_EXERCISE DIRECTIONS_:
Copy every line from the records below that holds the word "text".

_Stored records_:
+---+

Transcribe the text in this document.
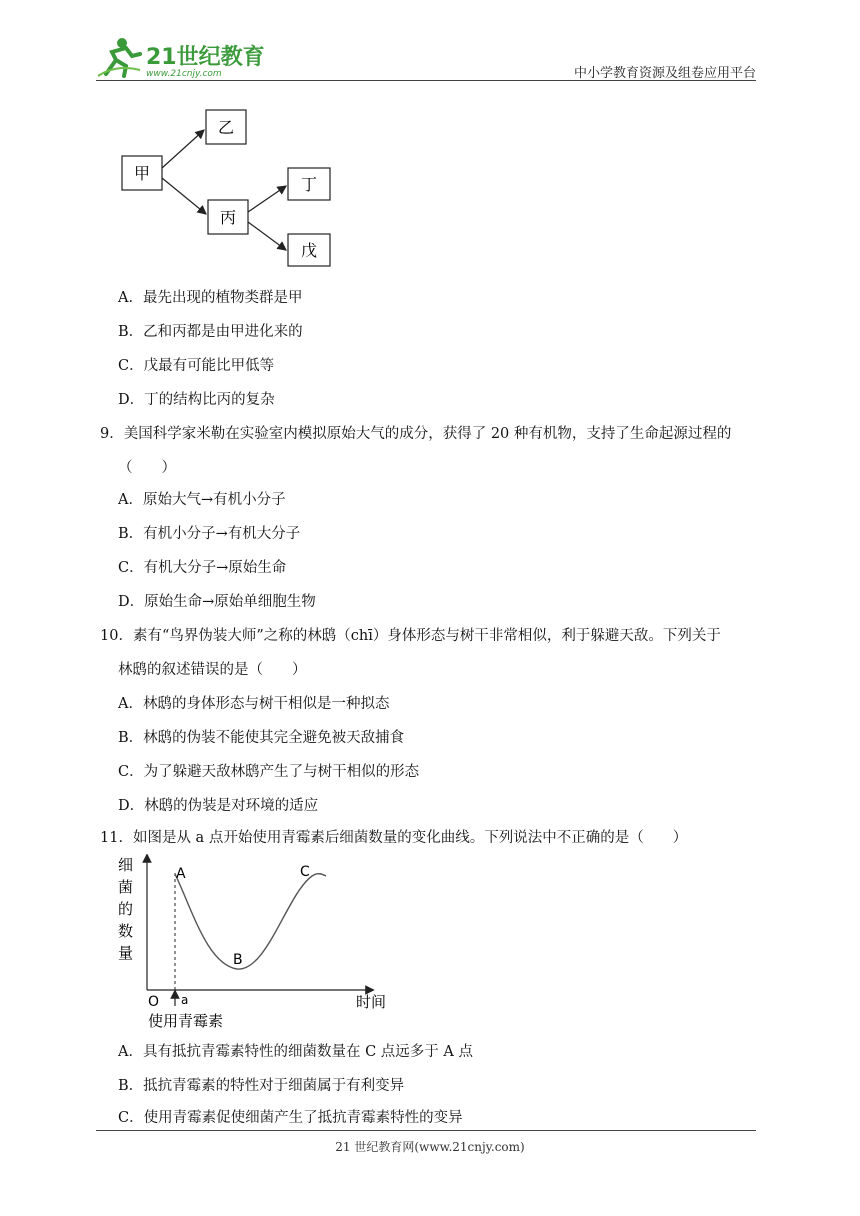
21世纪教育
www.21cnjy.com	中小学教育资源及组卷应用平台
甲
乙
丙
丁
戊
A．最先出现的植物类群是甲
B．乙和丙都是由甲进化来的
C．戊最有可能比甲低等
D．丁的结构比丙的复杂
9．美国科学家米勒在实验室内模拟原始大气的成分，获得了 20 种有机物，支持了生命起源过程的
（　　）
A．原始大气→有机小分子
B．有机小分子→有机大分子
C．有机大分子→原始生命
D．原始生命→原始单细胞生物
10．素有“鸟界伪装大师”之称的林鸱（chī）身体形态与树干非常相似，利于躲避天敌。下列关于
林鸱的叙述错误的是（　　）
A．林鸱的身体形态与树干相似是一种拟态
B．林鸱的伪装不能使其完全避免被天敌捕食
C．为了躲避天敌林鸱产生了与树干相似的形态
D．林鸱的伪装是对环境的适应
11．如图是从 a 点开始使用青霉素后细菌数量的变化曲线。下列说法中不正确的是（　　）
细
菌
的
数
量
A
B
C
O a	时间
使用青霉素
A．具有抵抗青霉素特性的细菌数量在 C 点远多于 A 点
B．抵抗青霉素的特性对于细菌属于有利变异
C．使用青霉素促使细菌产生了抵抗青霉素特性的变异
21 世纪教育网(www.21cnjy.com)
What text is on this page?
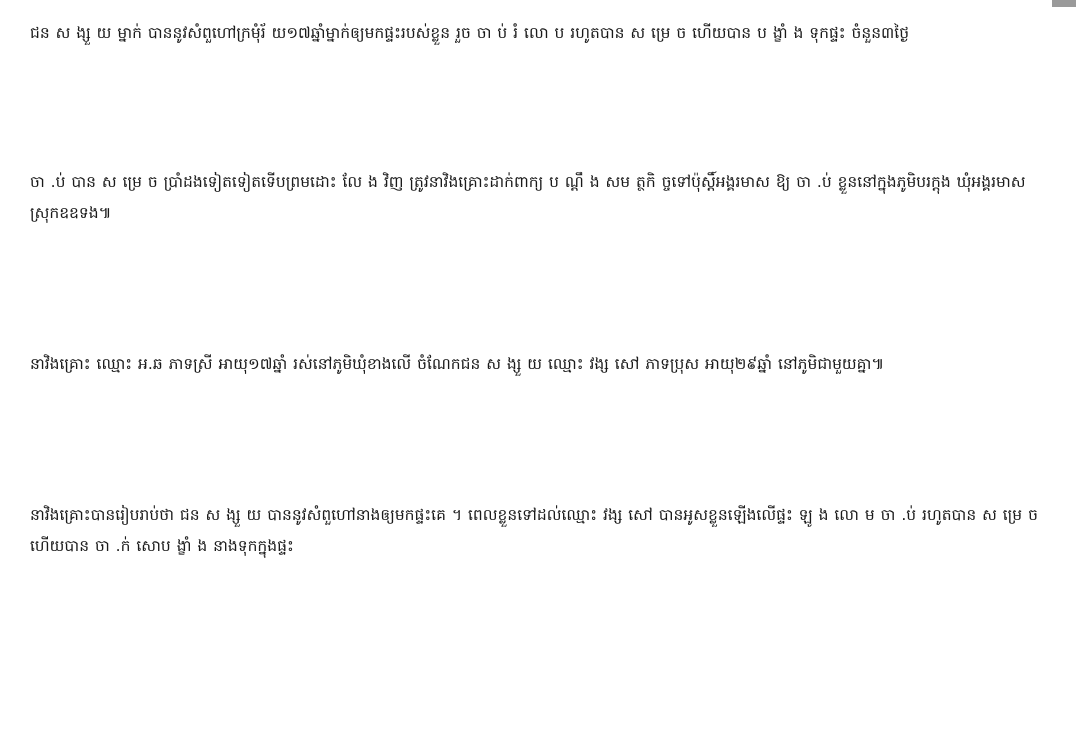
ជន ស ង្សួ យ ម្នាក់ បាននូវសំពួហៅក្រមុំរ័ យ១៧ឆ្នាំម្នាក់ឲ្យមកផ្ទះរបស់ខ្លួន រួច ចា ប់ រំ លោ ប រហូតបាន ស ម្រេ ច ហើយបាន ប ង្ខាំ ង ទុកផ្ទះ ចំនួន៣ថ្ងៃ

ចា .ប់ បាន ស ម្រេ ច ប្រាំដងទៀតទៀតទើបព្រមដោះ លែ ង វិញ ត្រូវនាវិងគ្រោះដាក់ពាក្យ ប ណ្តឹ ង សម ត្ថកិ ច្ចទៅប៉ុស្តិ៍អង្គរមាស ឱ្យ ចា .ប់ ខ្លួននៅក្នុងភូមិបរក្តុង ឃុំអង្គរមាស ស្រុកឧឧទង៕

នាវិងគ្រោះ ឈ្មោះ អ.ឆ ភាទស្រី អាយុ១៧ឆ្នាំ រស់នៅភូមិឃុំខាងលើ ចំណែកជន ស ង្សួ យ ឈ្មោះ វង្ស សៅ ភាទប្រុស អាយុ២៩ឆ្នាំ នៅភូមិជាមួយគ្នា៕

នាវិងគ្រោះបានរៀបរាប់ថា ជន ស ង្សួ យ បាននូវសំពួហៅនាងឲ្យមកផ្ទះគេ ។ ពេលខ្លួនទៅដល់ឈ្មោះ វង្ស សៅ បានអូសខ្លួនឡើងលើផ្ទះ ឡូ ង លោ ម ចា .ប់ រហូតបាន ស ម្រេ ច ហើយបាន ចា .ក់ សោប ង្ខាំ ង នាងទុកក្នុងផ្ទះ
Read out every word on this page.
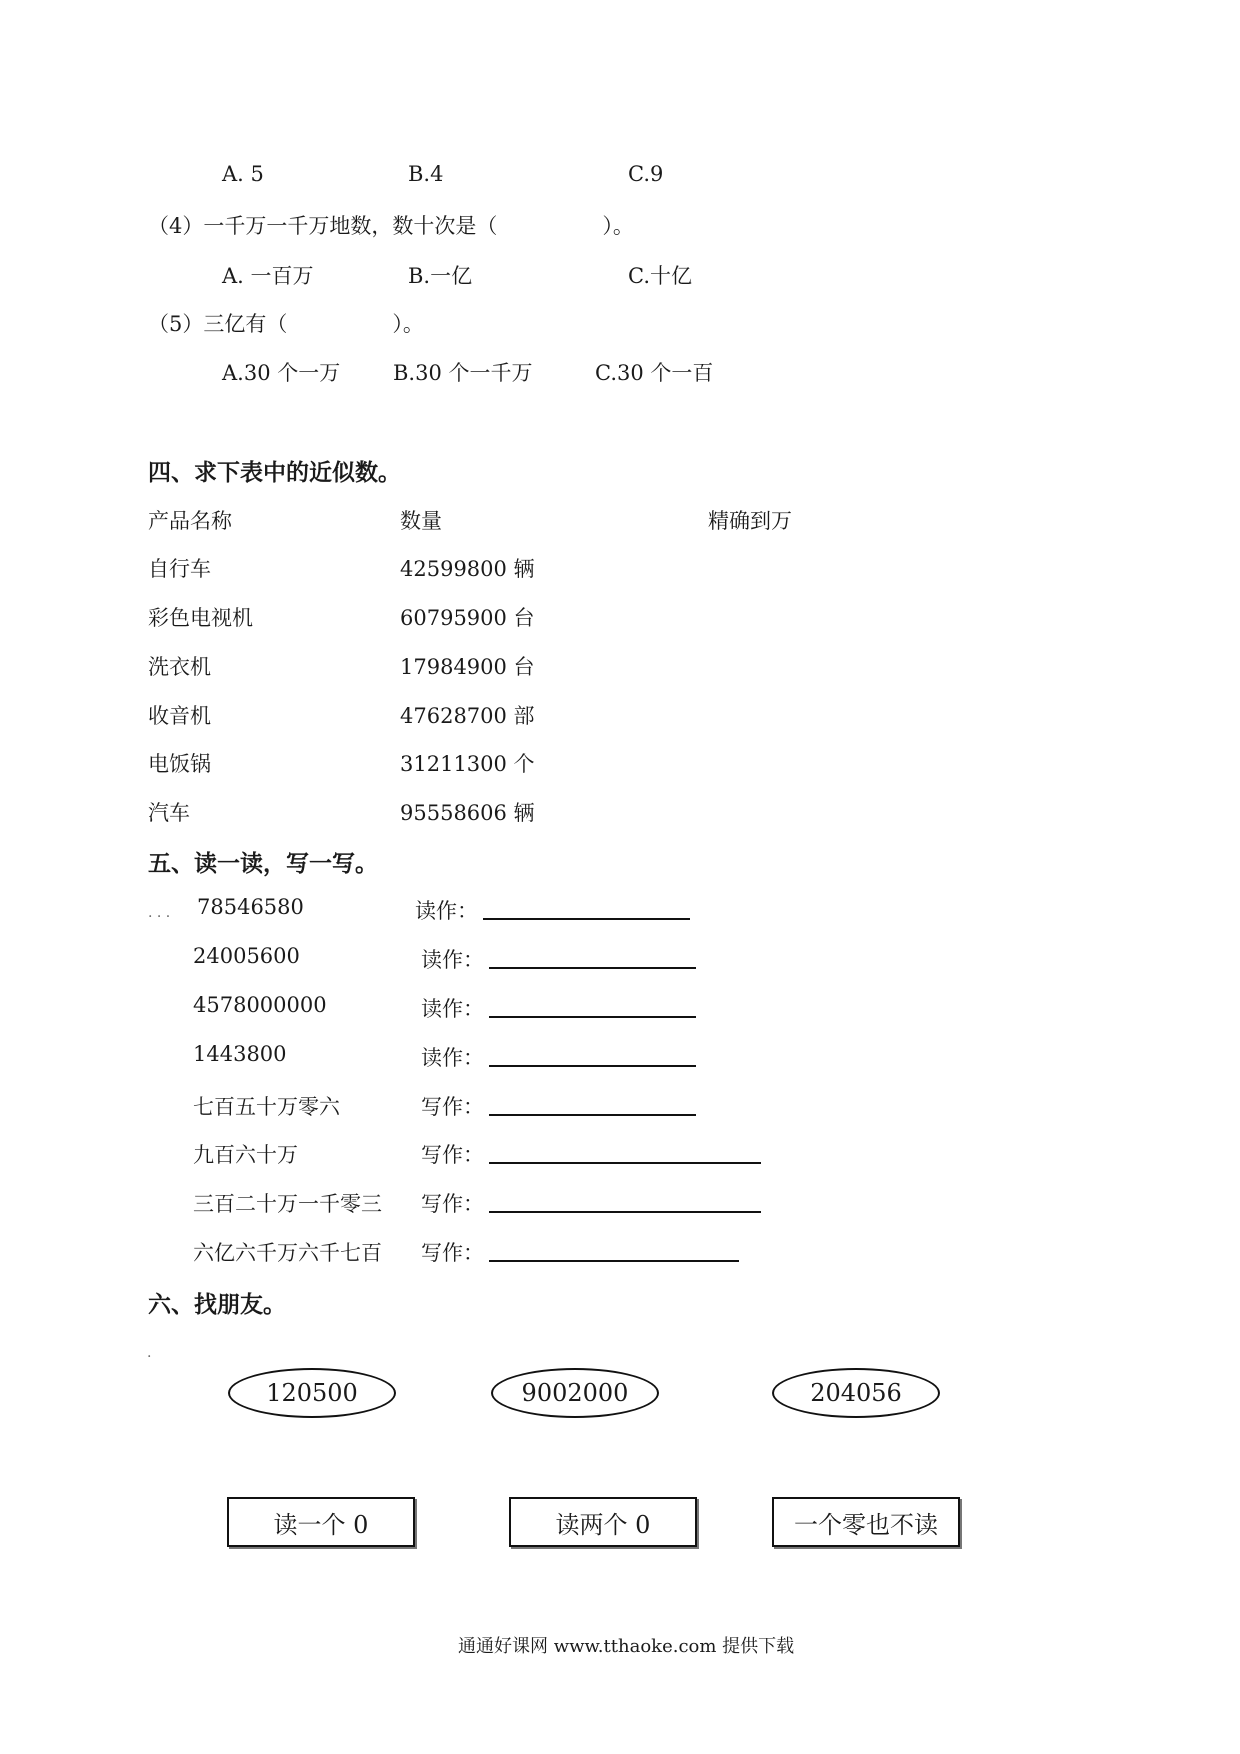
A. 5	B.4	C.9
（4）一千万一千万地数，数十次是（　　　　　）。
A. 一百万	B.一亿	C.十亿
（5）三亿有（　　　　　）。
A.30 个一万	B.30 个一千万	C.30 个一百
四、求下表中的近似数。
产品名称	数量	精确到万
自行车	42599800 辆
彩色电视机	60795900 台
洗衣机	17984900 台
收音机	47628700 部
电饭锅	31211300 个
汽车	95558606 辆
五、读一读，写一写。
. . . 78546580	读作：
24005600	读作：
4578000000	读作：
1443800	读作：
七百五十万零六	写作：
九百六十万	写作：
三百二十万一千零三 写作：
六亿六千万六千七百 写作：
六、找朋友。
.
120500	9002000	204056
读一个 0	读两个 0	一个零也不读
通通好课网 www.tthaoke.com 提供下载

+---+

_SOLUTION TO THIS TASK_:
Transcribe the text in this document.
What text is on this page?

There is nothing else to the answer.